■ **Challenge**
Report the count of lines containing the word "العمل" in the entries below, and nothing more.

■ **Dataset records**
* Begin *

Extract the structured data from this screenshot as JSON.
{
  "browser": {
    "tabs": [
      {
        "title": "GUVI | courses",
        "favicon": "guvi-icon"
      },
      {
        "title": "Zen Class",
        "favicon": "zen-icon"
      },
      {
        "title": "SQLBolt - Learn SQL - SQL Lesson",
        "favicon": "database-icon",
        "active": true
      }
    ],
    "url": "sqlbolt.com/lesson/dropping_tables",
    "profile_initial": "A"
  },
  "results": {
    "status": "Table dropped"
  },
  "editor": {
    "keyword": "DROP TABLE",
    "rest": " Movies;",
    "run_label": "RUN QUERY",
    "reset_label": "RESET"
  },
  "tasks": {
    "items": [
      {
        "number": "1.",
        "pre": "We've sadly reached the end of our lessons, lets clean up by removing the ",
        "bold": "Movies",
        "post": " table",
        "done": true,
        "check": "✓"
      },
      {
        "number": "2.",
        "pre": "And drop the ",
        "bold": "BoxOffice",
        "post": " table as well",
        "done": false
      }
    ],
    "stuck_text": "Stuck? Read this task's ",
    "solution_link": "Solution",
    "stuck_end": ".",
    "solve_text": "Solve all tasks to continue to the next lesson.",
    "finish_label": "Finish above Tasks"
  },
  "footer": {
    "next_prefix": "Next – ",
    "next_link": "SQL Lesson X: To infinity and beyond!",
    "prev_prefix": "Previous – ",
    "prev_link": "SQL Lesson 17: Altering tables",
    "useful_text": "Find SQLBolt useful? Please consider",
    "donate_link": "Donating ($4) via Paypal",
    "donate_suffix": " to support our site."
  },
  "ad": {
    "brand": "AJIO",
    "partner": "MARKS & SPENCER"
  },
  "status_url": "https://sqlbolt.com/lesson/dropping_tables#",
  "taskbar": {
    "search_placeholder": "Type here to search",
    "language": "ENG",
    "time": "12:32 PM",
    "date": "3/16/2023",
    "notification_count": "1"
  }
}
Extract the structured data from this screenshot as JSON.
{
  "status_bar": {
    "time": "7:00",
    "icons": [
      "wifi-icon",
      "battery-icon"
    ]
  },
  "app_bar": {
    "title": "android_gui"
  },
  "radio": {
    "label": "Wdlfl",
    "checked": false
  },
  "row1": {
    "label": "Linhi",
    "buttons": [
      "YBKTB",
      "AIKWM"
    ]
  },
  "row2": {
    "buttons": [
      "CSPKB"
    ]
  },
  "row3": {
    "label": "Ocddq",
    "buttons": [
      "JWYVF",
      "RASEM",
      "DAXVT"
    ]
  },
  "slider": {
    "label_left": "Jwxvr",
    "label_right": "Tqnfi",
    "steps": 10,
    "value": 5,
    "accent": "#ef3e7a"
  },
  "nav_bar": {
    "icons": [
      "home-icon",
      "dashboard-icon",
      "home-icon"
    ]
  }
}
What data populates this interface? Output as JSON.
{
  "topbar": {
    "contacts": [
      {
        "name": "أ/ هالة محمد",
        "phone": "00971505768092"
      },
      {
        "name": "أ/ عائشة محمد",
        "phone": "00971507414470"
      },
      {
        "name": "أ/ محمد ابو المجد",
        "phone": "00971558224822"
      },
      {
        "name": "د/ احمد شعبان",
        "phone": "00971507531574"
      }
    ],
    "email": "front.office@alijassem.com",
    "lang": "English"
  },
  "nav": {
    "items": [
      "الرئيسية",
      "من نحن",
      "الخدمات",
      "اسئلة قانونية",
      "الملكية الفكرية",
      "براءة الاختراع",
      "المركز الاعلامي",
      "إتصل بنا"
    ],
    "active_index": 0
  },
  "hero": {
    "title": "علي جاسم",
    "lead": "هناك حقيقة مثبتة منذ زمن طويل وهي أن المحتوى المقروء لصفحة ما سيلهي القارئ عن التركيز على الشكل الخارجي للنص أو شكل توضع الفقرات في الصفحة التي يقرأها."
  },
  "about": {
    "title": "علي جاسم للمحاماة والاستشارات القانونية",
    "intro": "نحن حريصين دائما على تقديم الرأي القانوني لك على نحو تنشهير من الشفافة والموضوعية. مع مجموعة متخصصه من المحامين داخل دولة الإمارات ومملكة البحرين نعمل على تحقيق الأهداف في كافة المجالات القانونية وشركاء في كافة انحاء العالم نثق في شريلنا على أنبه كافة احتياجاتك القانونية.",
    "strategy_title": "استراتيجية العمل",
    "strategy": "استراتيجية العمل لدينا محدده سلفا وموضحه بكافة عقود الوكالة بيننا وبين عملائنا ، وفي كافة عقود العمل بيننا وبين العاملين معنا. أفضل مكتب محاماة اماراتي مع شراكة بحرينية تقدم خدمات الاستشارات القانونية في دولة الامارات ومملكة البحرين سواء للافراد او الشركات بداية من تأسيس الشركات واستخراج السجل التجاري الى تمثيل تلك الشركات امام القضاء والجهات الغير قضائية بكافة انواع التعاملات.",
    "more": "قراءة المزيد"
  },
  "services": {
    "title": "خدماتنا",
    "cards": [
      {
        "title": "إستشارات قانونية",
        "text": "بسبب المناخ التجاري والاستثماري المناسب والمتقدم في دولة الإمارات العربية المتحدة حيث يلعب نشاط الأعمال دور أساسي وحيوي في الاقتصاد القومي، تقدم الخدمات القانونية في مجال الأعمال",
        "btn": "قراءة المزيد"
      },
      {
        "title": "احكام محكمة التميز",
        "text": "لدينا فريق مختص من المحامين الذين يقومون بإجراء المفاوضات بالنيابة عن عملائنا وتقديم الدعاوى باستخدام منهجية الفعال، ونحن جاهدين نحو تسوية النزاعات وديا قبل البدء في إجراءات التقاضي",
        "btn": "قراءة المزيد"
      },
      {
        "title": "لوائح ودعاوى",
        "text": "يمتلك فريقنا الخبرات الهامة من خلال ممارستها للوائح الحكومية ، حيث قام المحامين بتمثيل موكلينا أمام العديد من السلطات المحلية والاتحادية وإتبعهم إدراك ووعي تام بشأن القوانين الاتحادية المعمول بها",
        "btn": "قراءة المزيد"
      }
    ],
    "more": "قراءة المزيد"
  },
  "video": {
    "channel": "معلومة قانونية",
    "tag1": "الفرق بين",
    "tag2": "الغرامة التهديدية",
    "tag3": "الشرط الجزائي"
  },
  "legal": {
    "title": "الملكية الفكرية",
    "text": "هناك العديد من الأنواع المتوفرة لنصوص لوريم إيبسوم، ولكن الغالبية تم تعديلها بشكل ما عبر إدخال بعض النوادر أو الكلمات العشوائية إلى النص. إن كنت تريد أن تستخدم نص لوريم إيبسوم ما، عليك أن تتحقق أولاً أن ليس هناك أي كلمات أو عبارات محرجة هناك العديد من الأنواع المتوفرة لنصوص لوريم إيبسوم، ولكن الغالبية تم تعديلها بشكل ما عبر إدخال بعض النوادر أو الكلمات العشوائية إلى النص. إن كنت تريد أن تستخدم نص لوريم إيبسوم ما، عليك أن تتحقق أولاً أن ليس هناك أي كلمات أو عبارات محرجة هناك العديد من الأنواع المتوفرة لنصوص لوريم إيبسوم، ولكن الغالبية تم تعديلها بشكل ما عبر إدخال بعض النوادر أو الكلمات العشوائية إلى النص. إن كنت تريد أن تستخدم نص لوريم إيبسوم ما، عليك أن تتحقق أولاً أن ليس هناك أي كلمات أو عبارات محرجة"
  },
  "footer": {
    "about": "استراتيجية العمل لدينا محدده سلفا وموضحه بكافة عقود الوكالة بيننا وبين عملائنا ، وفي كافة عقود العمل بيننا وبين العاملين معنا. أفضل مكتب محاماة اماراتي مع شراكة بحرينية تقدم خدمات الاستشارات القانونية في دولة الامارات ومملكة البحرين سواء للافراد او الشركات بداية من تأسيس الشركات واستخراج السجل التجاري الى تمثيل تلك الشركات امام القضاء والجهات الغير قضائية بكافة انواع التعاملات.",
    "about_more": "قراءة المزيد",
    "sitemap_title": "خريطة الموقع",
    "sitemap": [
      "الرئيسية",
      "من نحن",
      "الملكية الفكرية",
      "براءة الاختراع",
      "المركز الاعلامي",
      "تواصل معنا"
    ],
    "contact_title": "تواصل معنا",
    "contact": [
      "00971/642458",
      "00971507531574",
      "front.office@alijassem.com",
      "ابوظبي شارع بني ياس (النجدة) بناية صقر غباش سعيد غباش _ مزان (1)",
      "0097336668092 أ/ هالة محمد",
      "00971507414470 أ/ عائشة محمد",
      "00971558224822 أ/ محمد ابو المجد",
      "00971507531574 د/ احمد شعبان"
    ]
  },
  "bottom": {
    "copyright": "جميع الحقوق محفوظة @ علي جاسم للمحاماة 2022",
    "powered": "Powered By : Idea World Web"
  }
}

* End *

■ **Right answer**
3